Stored data:
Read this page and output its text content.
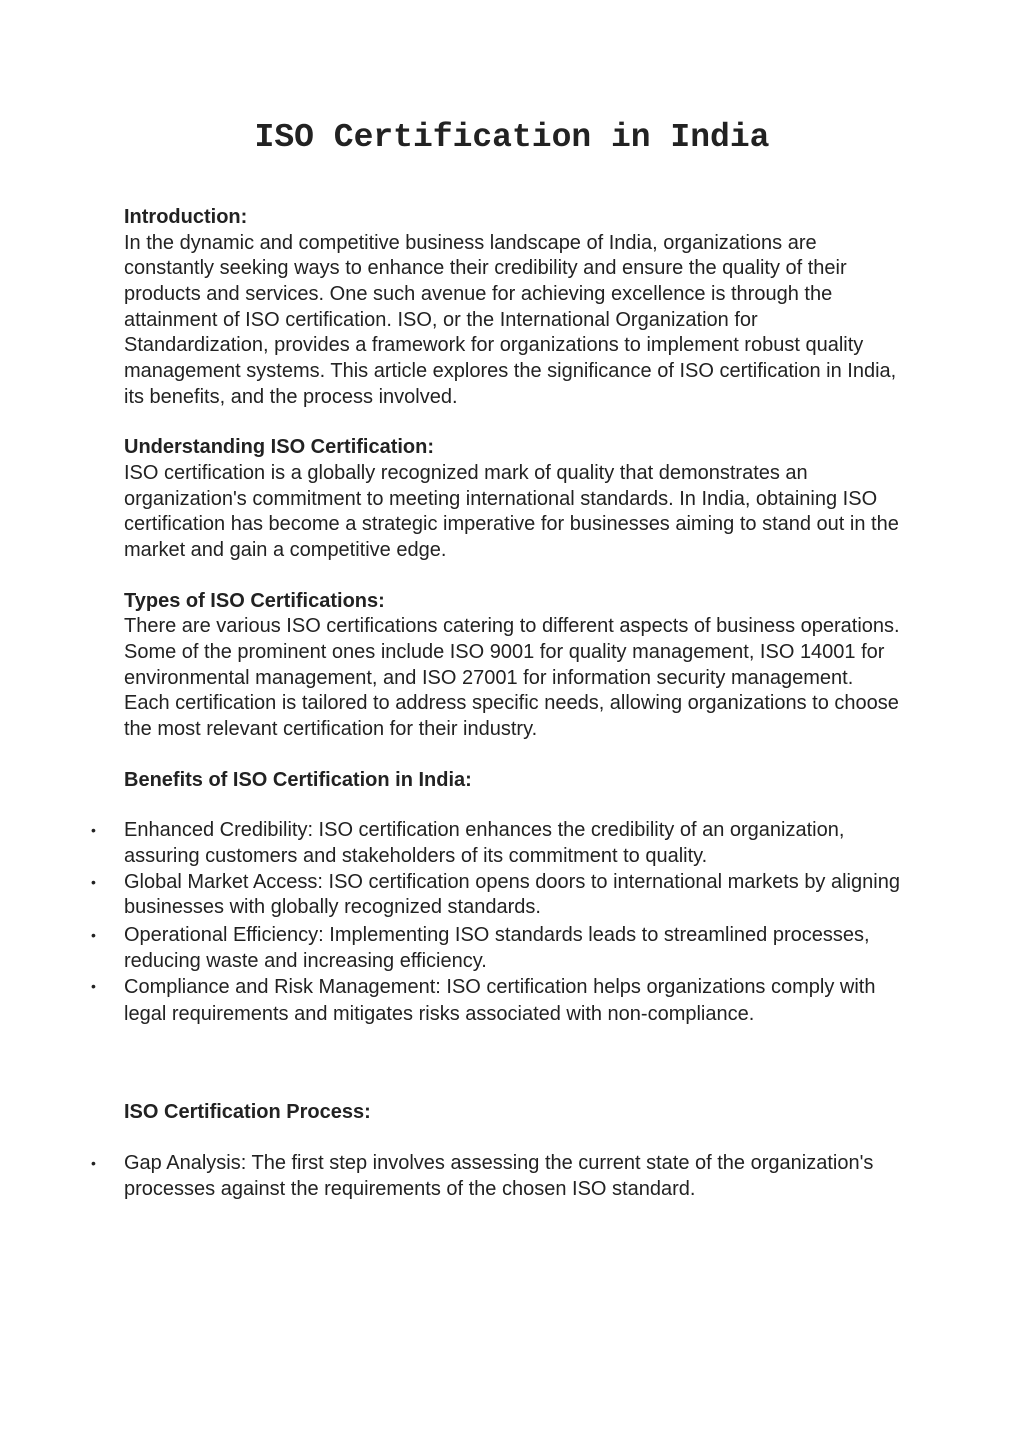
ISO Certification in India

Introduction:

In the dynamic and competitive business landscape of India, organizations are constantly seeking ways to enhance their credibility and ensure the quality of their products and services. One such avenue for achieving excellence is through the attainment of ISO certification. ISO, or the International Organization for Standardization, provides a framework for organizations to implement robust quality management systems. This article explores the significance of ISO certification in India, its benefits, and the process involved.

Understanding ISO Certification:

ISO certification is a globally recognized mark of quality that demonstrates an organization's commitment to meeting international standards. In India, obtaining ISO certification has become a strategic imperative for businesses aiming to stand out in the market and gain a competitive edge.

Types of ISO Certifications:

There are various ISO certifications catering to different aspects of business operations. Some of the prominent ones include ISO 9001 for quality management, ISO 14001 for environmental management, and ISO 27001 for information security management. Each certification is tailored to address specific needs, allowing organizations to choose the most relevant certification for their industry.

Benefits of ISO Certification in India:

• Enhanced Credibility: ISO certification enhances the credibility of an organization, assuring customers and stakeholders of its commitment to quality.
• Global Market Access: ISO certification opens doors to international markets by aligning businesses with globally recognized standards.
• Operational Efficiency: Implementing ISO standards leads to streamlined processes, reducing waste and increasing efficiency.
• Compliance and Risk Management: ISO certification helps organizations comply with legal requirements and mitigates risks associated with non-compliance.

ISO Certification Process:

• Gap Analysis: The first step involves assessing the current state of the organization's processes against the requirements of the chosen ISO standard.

==

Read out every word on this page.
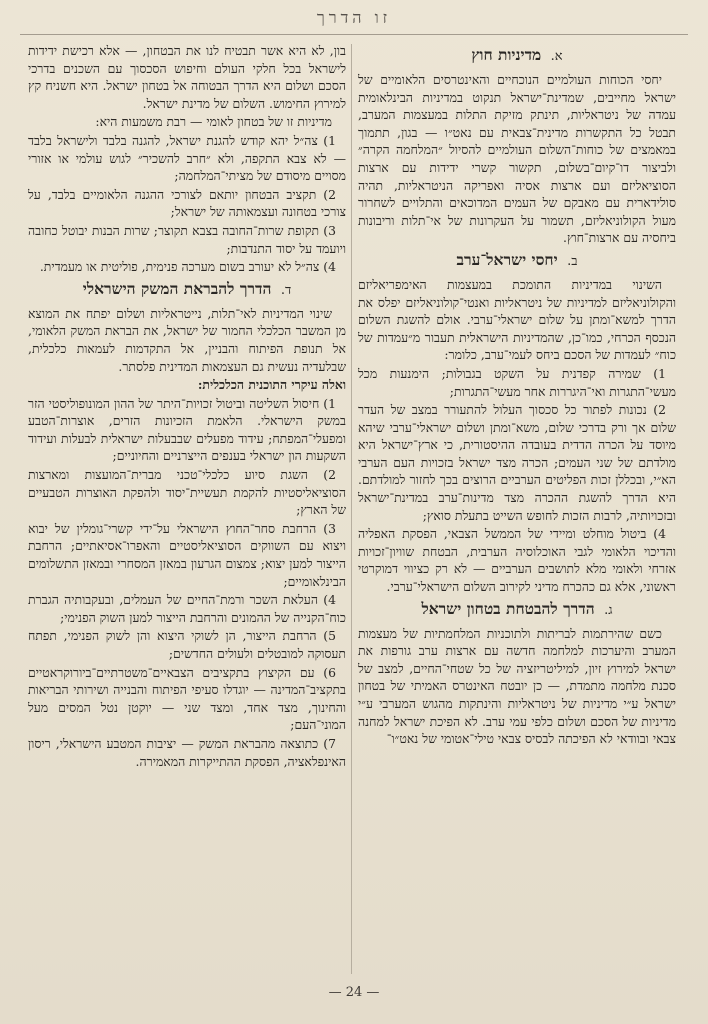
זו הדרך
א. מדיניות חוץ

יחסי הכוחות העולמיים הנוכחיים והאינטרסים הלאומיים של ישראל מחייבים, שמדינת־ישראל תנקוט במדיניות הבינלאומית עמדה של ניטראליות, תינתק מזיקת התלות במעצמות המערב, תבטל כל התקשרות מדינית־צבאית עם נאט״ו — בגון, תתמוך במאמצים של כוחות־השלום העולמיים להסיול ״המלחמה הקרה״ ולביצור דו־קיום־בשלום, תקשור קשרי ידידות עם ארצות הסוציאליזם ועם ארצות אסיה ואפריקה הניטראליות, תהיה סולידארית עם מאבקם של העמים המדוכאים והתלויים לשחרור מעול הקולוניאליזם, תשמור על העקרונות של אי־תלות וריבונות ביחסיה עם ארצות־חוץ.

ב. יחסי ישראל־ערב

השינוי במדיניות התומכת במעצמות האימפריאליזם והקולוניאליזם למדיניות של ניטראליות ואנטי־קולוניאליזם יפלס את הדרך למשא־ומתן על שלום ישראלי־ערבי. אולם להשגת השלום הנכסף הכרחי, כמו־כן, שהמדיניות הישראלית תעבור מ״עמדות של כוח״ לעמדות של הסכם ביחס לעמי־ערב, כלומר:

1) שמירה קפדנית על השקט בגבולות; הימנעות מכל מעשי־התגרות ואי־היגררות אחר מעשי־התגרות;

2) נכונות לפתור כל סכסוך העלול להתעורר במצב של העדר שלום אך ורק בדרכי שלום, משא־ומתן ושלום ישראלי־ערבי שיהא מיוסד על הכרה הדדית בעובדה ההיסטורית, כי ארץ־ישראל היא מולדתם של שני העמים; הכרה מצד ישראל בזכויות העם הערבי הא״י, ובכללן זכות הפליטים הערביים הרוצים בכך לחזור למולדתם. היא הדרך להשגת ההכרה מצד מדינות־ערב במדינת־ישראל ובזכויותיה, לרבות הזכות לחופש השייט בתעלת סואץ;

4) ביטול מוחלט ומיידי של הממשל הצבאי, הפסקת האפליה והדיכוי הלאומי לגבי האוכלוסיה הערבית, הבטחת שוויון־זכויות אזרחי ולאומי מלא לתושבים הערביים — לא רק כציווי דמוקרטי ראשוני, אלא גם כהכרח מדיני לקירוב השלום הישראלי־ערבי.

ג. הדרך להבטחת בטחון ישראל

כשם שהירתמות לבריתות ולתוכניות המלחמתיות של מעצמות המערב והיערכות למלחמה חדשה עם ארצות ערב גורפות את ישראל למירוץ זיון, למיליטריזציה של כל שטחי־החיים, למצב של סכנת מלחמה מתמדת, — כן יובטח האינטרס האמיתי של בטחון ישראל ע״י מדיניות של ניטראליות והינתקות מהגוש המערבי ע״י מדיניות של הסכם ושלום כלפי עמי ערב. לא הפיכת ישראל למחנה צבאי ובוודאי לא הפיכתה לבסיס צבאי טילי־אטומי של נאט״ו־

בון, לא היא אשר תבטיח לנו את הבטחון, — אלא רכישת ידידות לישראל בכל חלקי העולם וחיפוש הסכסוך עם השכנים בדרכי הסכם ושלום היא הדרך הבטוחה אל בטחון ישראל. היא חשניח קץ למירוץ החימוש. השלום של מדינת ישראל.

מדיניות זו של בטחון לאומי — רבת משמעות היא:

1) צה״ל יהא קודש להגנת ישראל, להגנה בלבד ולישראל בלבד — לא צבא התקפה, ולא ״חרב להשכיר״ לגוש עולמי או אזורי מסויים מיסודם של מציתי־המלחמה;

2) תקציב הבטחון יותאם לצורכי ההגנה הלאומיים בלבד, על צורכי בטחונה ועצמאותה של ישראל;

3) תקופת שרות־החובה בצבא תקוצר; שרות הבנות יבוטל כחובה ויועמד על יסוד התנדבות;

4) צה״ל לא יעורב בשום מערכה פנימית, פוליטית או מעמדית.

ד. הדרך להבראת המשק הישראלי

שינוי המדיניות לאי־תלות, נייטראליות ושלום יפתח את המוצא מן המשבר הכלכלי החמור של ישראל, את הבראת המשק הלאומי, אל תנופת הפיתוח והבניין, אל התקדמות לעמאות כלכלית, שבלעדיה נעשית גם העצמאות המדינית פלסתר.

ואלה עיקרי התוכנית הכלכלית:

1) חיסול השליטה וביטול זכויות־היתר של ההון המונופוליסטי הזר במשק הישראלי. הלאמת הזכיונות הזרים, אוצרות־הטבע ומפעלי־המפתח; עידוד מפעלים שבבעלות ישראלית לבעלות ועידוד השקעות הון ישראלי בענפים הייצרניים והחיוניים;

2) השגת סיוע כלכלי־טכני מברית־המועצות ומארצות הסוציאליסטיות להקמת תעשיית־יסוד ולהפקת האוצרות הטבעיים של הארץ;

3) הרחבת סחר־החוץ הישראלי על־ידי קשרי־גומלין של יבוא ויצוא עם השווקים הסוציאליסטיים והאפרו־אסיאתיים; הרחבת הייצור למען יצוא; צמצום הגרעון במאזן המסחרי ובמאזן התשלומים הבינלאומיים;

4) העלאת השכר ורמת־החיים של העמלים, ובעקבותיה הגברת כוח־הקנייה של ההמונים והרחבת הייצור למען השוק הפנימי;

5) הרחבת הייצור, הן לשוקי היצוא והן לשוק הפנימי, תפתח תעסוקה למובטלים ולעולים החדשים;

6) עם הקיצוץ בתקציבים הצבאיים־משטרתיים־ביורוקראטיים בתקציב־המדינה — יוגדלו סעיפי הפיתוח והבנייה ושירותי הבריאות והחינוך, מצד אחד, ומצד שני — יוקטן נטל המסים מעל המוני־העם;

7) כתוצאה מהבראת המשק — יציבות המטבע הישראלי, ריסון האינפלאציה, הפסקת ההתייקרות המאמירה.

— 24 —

#### Work to complete:
Pull every line holding "הבטחון" out of the records.

#### Final answer:
בון, לא היא אשר תבטיח לנו את הבטחון, — אלא רכישת ידידות לישראל בכל חלקי העולם וחיפוש הסכסוך עם השכנים בדרכי הסכם ושלום היא הדרך הבטוחה אל בטחון ישראל. היא חשניח קץ למירוץ החימוש. השלום של מדינת ישראל.
2) תקציב הבטחון יותאם לצורכי ההגנה הלאומיים בלבד, על צורכי בטחונה ועצמאותה של ישראל;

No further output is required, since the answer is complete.